Transcribe everything in the data word for word. Pictures are left out.

§ **Provided material**:
::::::::
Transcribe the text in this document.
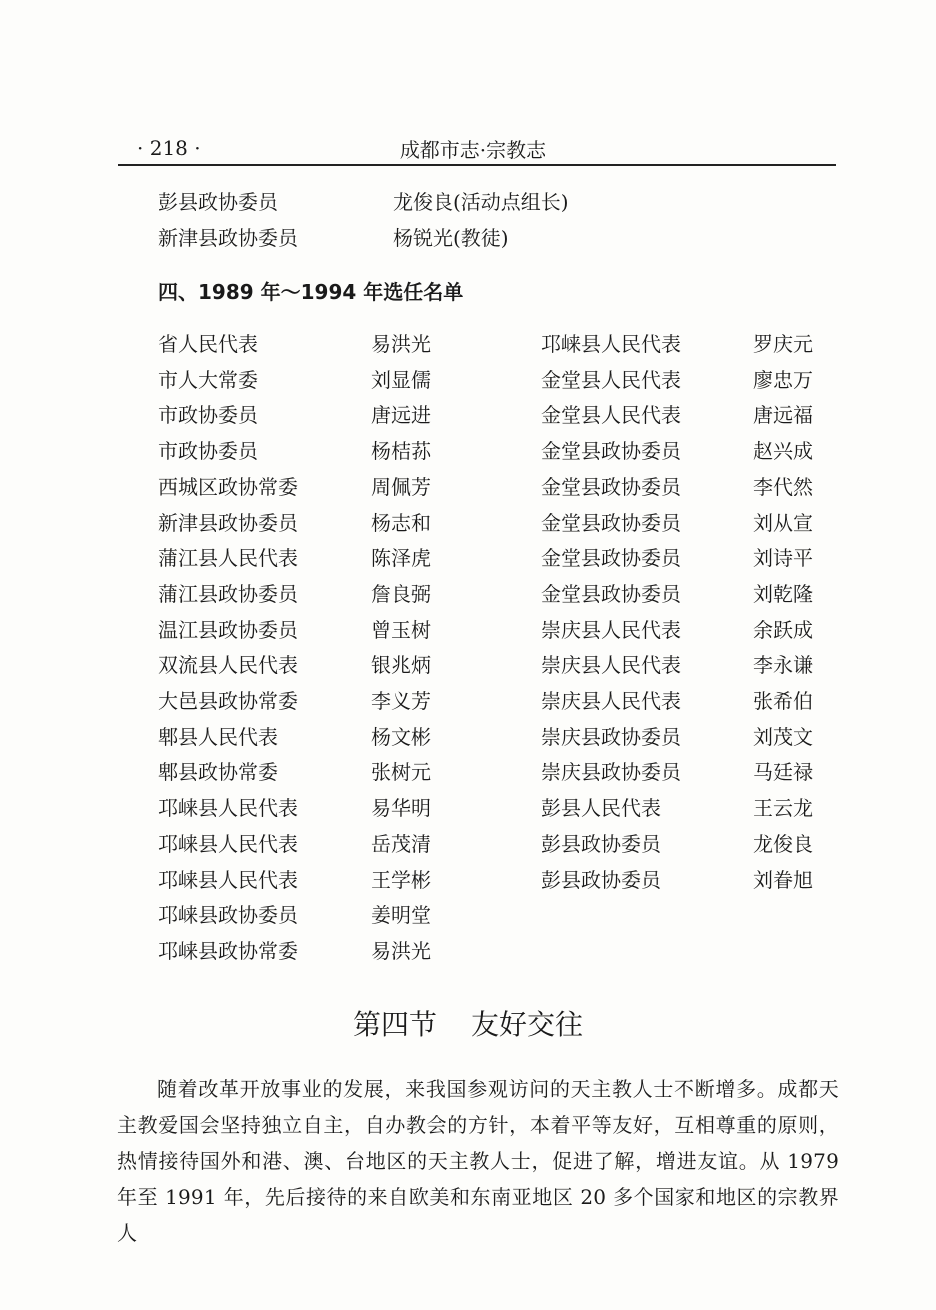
· 218 ·	成都市志·宗教志
彭县政协委员	龙俊良(活动点组长)
新津县政协委员	杨锐光(教徒)
四、1989 年～1994 年选任名单
省人民代表	易洪光
市人大常委	刘显儒
市政协委员	唐远进
市政协委员	杨桔荪
西城区政协常委	周佩芳
新津县政协委员	杨志和
蒲江县人民代表	陈泽虎
蒲江县政协委员	詹良弼
温江县政协委员	曾玉树
双流县人民代表	银兆炳
大邑县政协常委	李义芳
郫县人民代表	杨文彬
郫县政协常委	张树元
邛崃县人民代表	易华明
邛崃县人民代表	岳茂清
邛崃县人民代表	王学彬
邛崃县政协委员	姜明堂
邛崃县政协常委	易洪光
邛崃县人民代表	罗庆元
金堂县人民代表	廖忠万
金堂县人民代表	唐远福
金堂县政协委员	赵兴成
金堂县政协委员	李代然
金堂县政协委员	刘从宣
金堂县政协委员	刘诗平
金堂县政协委员	刘乾隆
崇庆县人民代表	余跃成
崇庆县人民代表	李永谦
崇庆县人民代表	张希伯
崇庆县政协委员	刘茂文
崇庆县政协委员	马廷禄
彭县人民代表	王云龙
彭县政协委员	龙俊良
彭县政协委员	刘眷旭
第四节 友好交往
随着改革开放事业的发展，来我国参观访问的天主教人士不断增多。成都天主教爱国会坚持独立自主，自办教会的方针，本着平等友好，互相尊重的原则，热情接待国外和港、澳、台地区的天主教人士，促进了解，增进友谊。从 1979 年至 1991 年，先后接待的来自欧美和东南亚地区 20 多个国家和地区的宗教界人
::::::::
§ **Full answer**:
Transcribe the text in this document.
· 218 ·	成都市志·宗教志
彭县政协委员	龙俊良(活动点组长)
新津县政协委员	杨锐光(教徒)
四、1989 年～1994 年选任名单
省人民代表	易洪光
市人大常委	刘显儒
市政协委员	唐远进
市政协委员	杨桔荪
西城区政协常委	周佩芳
新津县政协委员	杨志和
蒲江县人民代表	陈泽虎
蒲江县政协委员	詹良弼
温江县政协委员	曾玉树
双流县人民代表	银兆炳
大邑县政协常委	李义芳
郫县人民代表	杨文彬
郫县政协常委	张树元
邛崃县人民代表	易华明
邛崃县人民代表	岳茂清
邛崃县人民代表	王学彬
邛崃县政协委员	姜明堂
邛崃县政协常委	易洪光
邛崃县人民代表	罗庆元
金堂县人民代表	廖忠万
金堂县人民代表	唐远福
金堂县政协委员	赵兴成
金堂县政协委员	李代然
金堂县政协委员	刘从宣
金堂县政协委员	刘诗平
金堂县政协委员	刘乾隆
崇庆县人民代表	余跃成
崇庆县人民代表	李永谦
崇庆县人民代表	张希伯
崇庆县政协委员	刘茂文
崇庆县政协委员	马廷禄
彭县人民代表	王云龙
彭县政协委员	龙俊良
彭县政协委员	刘眷旭
第四节 友好交往
随着改革开放事业的发展，来我国参观访问的天主教人士不断增多。成都天主教爱国会坚持独立自主，自办教会的方针，本着平等友好，互相尊重的原则，热情接待国外和港、澳、台地区的天主教人士，促进了解，增进友谊。从 1979 年至 1991 年，先后接待的来自欧美和东南亚地区 20 多个国家和地区的宗教界人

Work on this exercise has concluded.